======== AVAILABLE RECORDS
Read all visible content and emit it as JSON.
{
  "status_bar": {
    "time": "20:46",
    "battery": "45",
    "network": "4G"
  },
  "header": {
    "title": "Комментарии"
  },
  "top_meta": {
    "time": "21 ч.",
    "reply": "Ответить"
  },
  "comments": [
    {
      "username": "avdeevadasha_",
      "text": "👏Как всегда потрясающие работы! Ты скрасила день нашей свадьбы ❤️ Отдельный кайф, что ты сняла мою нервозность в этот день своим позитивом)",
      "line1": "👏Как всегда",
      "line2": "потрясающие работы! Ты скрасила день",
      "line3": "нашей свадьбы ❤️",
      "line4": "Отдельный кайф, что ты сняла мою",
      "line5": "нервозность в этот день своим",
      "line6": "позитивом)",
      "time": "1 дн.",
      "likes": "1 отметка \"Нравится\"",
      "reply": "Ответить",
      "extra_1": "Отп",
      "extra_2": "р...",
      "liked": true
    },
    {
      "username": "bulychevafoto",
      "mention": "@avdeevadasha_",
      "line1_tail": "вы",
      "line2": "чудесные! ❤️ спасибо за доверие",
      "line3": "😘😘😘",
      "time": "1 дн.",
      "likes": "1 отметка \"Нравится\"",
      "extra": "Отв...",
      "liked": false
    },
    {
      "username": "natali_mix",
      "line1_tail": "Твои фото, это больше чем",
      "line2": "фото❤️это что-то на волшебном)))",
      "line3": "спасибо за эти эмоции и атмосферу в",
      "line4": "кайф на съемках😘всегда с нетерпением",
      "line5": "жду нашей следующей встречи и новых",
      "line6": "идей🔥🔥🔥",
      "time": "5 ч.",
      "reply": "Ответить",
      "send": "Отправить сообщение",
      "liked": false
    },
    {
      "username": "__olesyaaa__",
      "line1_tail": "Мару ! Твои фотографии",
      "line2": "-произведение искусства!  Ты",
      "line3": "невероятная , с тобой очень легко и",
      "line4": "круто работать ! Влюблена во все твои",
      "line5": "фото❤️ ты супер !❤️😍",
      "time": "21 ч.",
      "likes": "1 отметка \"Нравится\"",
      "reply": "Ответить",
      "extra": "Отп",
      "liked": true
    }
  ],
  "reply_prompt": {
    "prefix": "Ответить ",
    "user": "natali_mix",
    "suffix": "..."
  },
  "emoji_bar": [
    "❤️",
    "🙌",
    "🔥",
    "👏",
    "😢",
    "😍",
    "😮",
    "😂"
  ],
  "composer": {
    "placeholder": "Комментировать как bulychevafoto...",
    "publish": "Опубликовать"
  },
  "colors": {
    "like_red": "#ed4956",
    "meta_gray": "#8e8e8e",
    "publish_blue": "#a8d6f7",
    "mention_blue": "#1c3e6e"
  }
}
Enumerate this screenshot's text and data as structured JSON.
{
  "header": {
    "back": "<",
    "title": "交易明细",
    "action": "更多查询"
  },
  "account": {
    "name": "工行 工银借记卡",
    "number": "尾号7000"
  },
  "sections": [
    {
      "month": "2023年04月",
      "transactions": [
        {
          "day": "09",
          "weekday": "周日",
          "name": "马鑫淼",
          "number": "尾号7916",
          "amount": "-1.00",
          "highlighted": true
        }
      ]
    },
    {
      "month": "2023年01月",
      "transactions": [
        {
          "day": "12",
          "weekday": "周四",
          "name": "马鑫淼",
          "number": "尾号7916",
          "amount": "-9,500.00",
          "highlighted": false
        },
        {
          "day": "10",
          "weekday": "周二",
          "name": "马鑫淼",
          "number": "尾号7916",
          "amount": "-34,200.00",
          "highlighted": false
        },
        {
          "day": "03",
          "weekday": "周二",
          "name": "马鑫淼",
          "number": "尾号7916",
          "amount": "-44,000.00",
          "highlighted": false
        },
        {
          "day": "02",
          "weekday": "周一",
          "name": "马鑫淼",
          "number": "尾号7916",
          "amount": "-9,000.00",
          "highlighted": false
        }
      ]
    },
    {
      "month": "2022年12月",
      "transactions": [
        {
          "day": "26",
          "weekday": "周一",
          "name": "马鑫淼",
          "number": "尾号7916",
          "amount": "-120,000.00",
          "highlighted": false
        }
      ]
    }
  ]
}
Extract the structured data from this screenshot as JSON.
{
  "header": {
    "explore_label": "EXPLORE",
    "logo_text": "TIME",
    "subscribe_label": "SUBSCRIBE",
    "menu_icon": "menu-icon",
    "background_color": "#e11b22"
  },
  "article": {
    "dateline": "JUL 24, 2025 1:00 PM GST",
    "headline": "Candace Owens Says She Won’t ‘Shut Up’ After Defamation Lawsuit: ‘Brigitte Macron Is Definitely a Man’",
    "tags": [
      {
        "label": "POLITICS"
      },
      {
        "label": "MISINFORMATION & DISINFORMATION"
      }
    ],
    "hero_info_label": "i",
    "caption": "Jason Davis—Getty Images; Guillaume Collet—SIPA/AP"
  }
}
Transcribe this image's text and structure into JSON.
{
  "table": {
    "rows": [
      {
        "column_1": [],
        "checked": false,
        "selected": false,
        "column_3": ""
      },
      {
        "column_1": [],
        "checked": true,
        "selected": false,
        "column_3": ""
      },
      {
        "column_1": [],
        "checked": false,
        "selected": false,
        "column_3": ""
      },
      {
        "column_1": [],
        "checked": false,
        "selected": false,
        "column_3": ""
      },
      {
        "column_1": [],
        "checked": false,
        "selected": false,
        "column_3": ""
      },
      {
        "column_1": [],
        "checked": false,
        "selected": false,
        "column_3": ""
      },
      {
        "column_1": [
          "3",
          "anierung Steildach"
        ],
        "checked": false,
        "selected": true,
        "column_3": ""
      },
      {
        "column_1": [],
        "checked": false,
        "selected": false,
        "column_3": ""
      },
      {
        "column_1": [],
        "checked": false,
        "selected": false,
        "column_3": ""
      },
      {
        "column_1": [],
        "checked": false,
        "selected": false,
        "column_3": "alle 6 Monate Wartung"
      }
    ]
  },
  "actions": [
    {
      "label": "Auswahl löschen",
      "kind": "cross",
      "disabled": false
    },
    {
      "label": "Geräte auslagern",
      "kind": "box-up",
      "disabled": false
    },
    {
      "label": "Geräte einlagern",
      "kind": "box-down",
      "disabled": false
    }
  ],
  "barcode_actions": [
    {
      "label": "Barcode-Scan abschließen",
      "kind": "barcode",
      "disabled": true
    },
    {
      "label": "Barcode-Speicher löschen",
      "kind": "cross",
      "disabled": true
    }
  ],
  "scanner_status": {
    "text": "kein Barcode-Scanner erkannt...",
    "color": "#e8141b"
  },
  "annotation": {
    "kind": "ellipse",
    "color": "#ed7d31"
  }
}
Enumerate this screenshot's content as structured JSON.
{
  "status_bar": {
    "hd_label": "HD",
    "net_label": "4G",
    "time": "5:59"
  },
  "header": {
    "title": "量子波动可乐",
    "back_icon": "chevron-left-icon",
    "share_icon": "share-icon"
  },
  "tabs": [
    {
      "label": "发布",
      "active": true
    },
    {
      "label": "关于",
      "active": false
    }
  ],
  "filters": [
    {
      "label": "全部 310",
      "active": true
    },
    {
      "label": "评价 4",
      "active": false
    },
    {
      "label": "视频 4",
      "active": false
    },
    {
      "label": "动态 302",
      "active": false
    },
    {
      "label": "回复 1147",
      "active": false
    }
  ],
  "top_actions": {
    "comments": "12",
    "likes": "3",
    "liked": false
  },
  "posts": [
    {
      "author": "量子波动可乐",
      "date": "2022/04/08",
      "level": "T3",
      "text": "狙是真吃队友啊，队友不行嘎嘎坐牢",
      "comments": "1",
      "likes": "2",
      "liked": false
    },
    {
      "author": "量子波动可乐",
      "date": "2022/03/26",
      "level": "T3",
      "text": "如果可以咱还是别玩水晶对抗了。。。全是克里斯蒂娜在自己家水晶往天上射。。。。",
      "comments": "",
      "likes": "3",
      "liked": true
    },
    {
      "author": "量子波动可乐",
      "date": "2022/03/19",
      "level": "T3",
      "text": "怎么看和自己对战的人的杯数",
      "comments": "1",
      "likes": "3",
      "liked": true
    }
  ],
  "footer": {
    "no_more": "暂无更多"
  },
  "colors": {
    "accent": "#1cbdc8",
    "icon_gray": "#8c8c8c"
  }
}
================
Review the material and copy each line in which the word "нервозность" appears.

      "text": "👏Как всегда потрясающие работы! Ты скрасила день нашей свадьбы ❤️ Отдельный кайф, что ты сняла мою нервозность в этот день своим позитивом)",
      "line5": "нервозность в этот день своим",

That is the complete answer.